Collected data entries
=====

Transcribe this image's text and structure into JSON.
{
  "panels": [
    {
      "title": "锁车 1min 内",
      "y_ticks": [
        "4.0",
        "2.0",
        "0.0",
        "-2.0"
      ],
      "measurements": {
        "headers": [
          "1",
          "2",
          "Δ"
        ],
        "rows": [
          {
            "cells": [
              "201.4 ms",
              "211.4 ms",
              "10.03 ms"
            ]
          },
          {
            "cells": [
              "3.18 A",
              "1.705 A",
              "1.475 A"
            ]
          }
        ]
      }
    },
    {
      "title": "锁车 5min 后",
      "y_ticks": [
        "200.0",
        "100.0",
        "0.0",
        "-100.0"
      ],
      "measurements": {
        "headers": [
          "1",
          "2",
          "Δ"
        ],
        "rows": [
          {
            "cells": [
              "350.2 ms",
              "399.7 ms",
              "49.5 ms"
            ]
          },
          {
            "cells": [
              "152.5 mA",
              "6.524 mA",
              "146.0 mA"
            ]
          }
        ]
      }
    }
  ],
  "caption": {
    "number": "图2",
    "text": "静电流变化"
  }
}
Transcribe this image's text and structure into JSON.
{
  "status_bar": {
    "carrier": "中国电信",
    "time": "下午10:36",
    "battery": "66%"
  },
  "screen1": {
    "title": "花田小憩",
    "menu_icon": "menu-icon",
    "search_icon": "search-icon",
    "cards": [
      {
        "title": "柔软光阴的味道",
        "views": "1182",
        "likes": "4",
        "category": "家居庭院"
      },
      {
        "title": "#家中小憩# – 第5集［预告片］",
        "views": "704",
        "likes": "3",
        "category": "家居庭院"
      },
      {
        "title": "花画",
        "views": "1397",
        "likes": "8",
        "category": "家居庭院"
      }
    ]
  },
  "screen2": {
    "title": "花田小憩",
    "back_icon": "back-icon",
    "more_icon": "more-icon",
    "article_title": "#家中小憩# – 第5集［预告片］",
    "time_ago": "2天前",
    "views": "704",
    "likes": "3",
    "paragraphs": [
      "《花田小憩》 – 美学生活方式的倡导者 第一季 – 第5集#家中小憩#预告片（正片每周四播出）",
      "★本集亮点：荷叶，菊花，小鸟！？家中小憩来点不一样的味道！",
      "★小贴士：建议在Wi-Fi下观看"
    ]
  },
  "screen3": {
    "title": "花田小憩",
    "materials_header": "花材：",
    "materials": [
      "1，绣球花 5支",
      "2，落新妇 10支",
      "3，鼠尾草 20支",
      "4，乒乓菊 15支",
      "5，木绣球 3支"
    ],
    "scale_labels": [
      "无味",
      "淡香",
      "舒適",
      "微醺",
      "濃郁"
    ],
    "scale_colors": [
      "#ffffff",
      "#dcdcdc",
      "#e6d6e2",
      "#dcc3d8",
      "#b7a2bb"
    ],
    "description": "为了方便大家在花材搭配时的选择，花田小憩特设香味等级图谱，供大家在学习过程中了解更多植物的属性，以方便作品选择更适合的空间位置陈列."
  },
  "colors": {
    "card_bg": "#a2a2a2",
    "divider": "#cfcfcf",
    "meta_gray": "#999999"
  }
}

=====

* What the exercise asks
Take the lines above and print them exactly.

* Result of this exercise
Transcribe this image's text and structure into JSON.
{
  "panels": [
    {
      "title": "锁车 1min 内",
      "y_ticks": [
        "4.0",
        "2.0",
        "0.0",
        "-2.0"
      ],
      "measurements": {
        "headers": [
          "1",
          "2",
          "Δ"
        ],
        "rows": [
          {
            "cells": [
              "201.4 ms",
              "211.4 ms",
              "10.03 ms"
            ]
          },
          {
            "cells": [
              "3.18 A",
              "1.705 A",
              "1.475 A"
            ]
          }
        ]
      }
    },
    {
      "title": "锁车 5min 后",
      "y_ticks": [
        "200.0",
        "100.0",
        "0.0",
        "-100.0"
      ],
      "measurements": {
        "headers": [
          "1",
          "2",
          "Δ"
        ],
        "rows": [
          {
            "cells": [
              "350.2 ms",
              "399.7 ms",
              "49.5 ms"
            ]
          },
          {
            "cells": [
              "152.5 mA",
              "6.524 mA",
              "146.0 mA"
            ]
          }
        ]
      }
    }
  ],
  "caption": {
    "number": "图2",
    "text": "静电流变化"
  }
}
Transcribe this image's text and structure into JSON.
{
  "status_bar": {
    "carrier": "中国电信",
    "time": "下午10:36",
    "battery": "66%"
  },
  "screen1": {
    "title": "花田小憩",
    "menu_icon": "menu-icon",
    "search_icon": "search-icon",
    "cards": [
      {
        "title": "柔软光阴的味道",
        "views": "1182",
        "likes": "4",
        "category": "家居庭院"
      },
      {
        "title": "#家中小憩# – 第5集［预告片］",
        "views": "704",
        "likes": "3",
        "category": "家居庭院"
      },
      {
        "title": "花画",
        "views": "1397",
        "likes": "8",
        "category": "家居庭院"
      }
    ]
  },
  "screen2": {
    "title": "花田小憩",
    "back_icon": "back-icon",
    "more_icon": "more-icon",
    "article_title": "#家中小憩# – 第5集［预告片］",
    "time_ago": "2天前",
    "views": "704",
    "likes": "3",
    "paragraphs": [
      "《花田小憩》 – 美学生活方式的倡导者 第一季 – 第5集#家中小憩#预告片（正片每周四播出）",
      "★本集亮点：荷叶，菊花，小鸟！？家中小憩来点不一样的味道！",
      "★小贴士：建议在Wi-Fi下观看"
    ]
  },
  "screen3": {
    "title": "花田小憩",
    "materials_header": "花材：",
    "materials": [
      "1，绣球花 5支",
      "2，落新妇 10支",
      "3，鼠尾草 20支",
      "4，乒乓菊 15支",
      "5，木绣球 3支"
    ],
    "scale_labels": [
      "无味",
      "淡香",
      "舒適",
      "微醺",
      "濃郁"
    ],
    "scale_colors": [
      "#ffffff",
      "#dcdcdc",
      "#e6d6e2",
      "#dcc3d8",
      "#b7a2bb"
    ],
    "description": "为了方便大家在花材搭配时的选择，花田小憩特设香味等级图谱，供大家在学习过程中了解更多植物的属性，以方便作品选择更适合的空间位置陈列."
  },
  "colors": {
    "card_bg": "#a2a2a2",
    "divider": "#cfcfcf",
    "meta_gray": "#999999"
  }
}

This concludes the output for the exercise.